_What the task requires_
Will you write out the data exactly, excluding every picture?

[Data records]
--------------------------------

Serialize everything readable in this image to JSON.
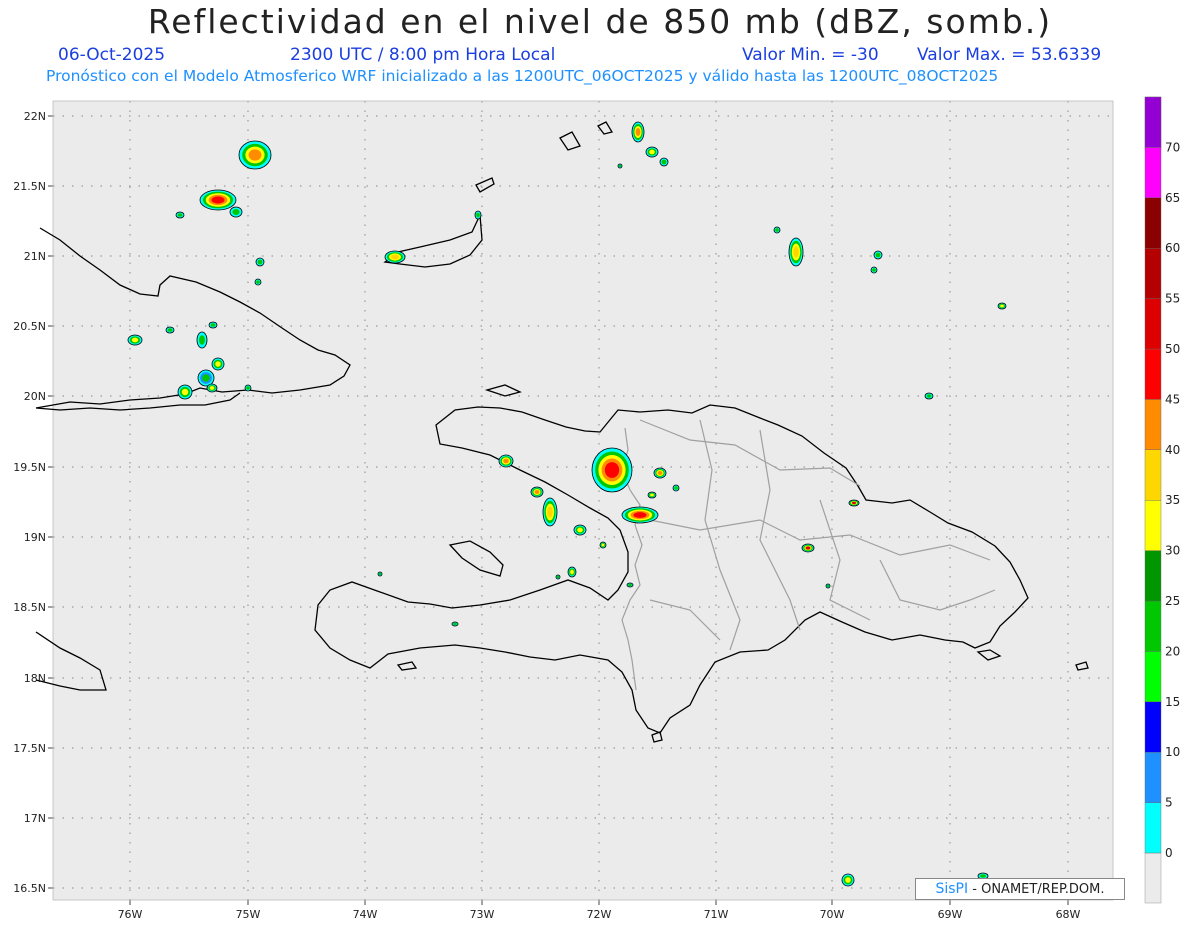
{
  "header": {
    "title": "Reflectividad en el nivel de 850 mb (dBZ, somb.)",
    "date": "06-Oct-2025",
    "time": "2300 UTC / 8:00 pm Hora Local",
    "valor_min": "Valor Min. = -30",
    "valor_max": "Valor Max. = 53.6339",
    "model_line": "Pronóstico con el Modelo Atmosferico WRF inicializado a las 1200UTC_06OCT2025 y válido hasta las  1200UTC_08OCT2025"
  },
  "map": {
    "lat_labels": [
      "22N",
      "21.5N",
      "21N",
      "20.5N",
      "20N",
      "19.5N",
      "19N",
      "18.5N",
      "18N",
      "17.5N",
      "17N",
      "16.5N"
    ],
    "lon_labels": [
      "76W",
      "75W",
      "74W",
      "73W",
      "72W",
      "71W",
      "70W",
      "69W",
      "68W"
    ],
    "background_color": "#ebebeb",
    "coast_color": "#000000",
    "border_color": "#a0a0a0"
  },
  "colorbar": {
    "levels": [
      {
        "label": "0",
        "color": "#00ffff"
      },
      {
        "label": "5",
        "color": "#1e90ff"
      },
      {
        "label": "10",
        "color": "#0000ff"
      },
      {
        "label": "15",
        "color": "#00ff00"
      },
      {
        "label": "20",
        "color": "#00c800"
      },
      {
        "label": "25",
        "color": "#009600"
      },
      {
        "label": "30",
        "color": "#ffff00"
      },
      {
        "label": "35",
        "color": "#ffd700"
      },
      {
        "label": "40",
        "color": "#ff8c00"
      },
      {
        "label": "45",
        "color": "#ff0000"
      },
      {
        "label": "50",
        "color": "#dc0000"
      },
      {
        "label": "55",
        "color": "#b40000"
      },
      {
        "label": "60",
        "color": "#8b0000"
      },
      {
        "label": "65",
        "color": "#ff00ff"
      },
      {
        "label": "70",
        "color": "#9400d3"
      }
    ]
  },
  "credit": {
    "logo": "SisPI",
    "text": "- ONAMET/REP.DOM."
  }
}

--------------------------------

_Solution to the exercise_
Serialize everything readable in this image to JSON.
{
  "header": {
    "title": "Reflectividad en el nivel de 850 mb (dBZ, somb.)",
    "date": "06-Oct-2025",
    "time": "2300 UTC / 8:00 pm Hora Local",
    "valor_min": "Valor Min. = -30",
    "valor_max": "Valor Max. = 53.6339",
    "model_line": "Pronóstico con el Modelo Atmosferico WRF inicializado a las 1200UTC_06OCT2025 y válido hasta las  1200UTC_08OCT2025"
  },
  "map": {
    "lat_labels": [
      "22N",
      "21.5N",
      "21N",
      "20.5N",
      "20N",
      "19.5N",
      "19N",
      "18.5N",
      "18N",
      "17.5N",
      "17N",
      "16.5N"
    ],
    "lon_labels": [
      "76W",
      "75W",
      "74W",
      "73W",
      "72W",
      "71W",
      "70W",
      "69W",
      "68W"
    ],
    "background_color": "#ebebeb",
    "coast_color": "#000000",
    "border_color": "#a0a0a0"
  },
  "colorbar": {
    "levels": [
      {
        "label": "0",
        "color": "#00ffff"
      },
      {
        "label": "5",
        "color": "#1e90ff"
      },
      {
        "label": "10",
        "color": "#0000ff"
      },
      {
        "label": "15",
        "color": "#00ff00"
      },
      {
        "label": "20",
        "color": "#00c800"
      },
      {
        "label": "25",
        "color": "#009600"
      },
      {
        "label": "30",
        "color": "#ffff00"
      },
      {
        "label": "35",
        "color": "#ffd700"
      },
      {
        "label": "40",
        "color": "#ff8c00"
      },
      {
        "label": "45",
        "color": "#ff0000"
      },
      {
        "label": "50",
        "color": "#dc0000"
      },
      {
        "label": "55",
        "color": "#b40000"
      },
      {
        "label": "60",
        "color": "#8b0000"
      },
      {
        "label": "65",
        "color": "#ff00ff"
      },
      {
        "label": "70",
        "color": "#9400d3"
      }
    ]
  },
  "credit": {
    "logo": "SisPI",
    "text": "- ONAMET/REP.DOM."
  }
}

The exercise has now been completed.